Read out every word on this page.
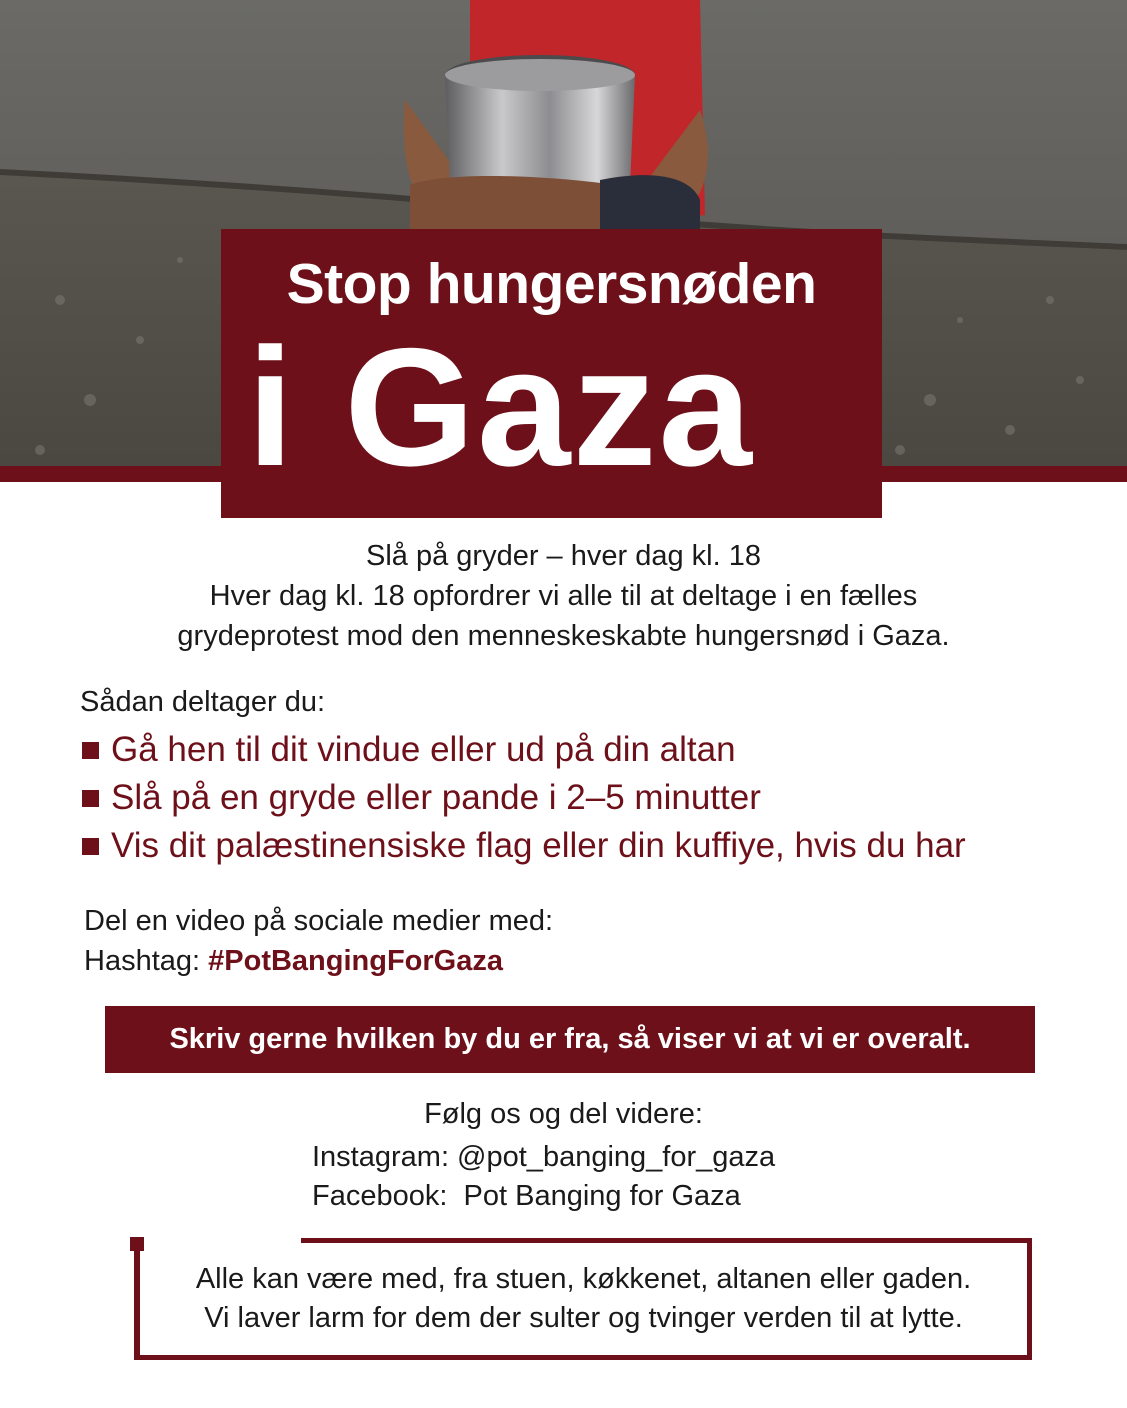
Stop hungersnøden
i Gaza
Slå på gryder – hver dag kl. 18
Hver dag kl. 18 opfordrer vi alle til at deltage i en fælles
grydeprotest mod den menneskeskabte hungersnød i Gaza.
Sådan deltager du:
Gå hen til dit vindue eller ud på din altan
Slå på en gryde eller pande i 2–5 minutter
Vis dit palæstinensiske flag eller din kuffiye, hvis du har
Del en video på sociale medier med:
Hashtag: #PotBangingForGaza
Skriv gerne hvilken by du er fra, så viser vi at vi er overalt.
Følg os og del videre:
Instagram: @pot_banging_for_gaza
Facebook:  Pot Banging for Gaza
Alle kan være med, fra stuen, køkkenet, altanen eller gaden.
Vi laver larm for dem der sulter og tvinger verden til at lytte.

_____

WORK INSTRUCTIONS:
Where a line holds the string "eller", copy that line.

TASK RESULT:
Gå hen til dit vindue eller ud på din altan
Slå på en gryde eller pande i 2–5 minutter
Vis dit palæstinensiske flag eller din kuffiye, hvis du har
Alle kan være med, fra stuen, køkkenet, altanen eller gaden.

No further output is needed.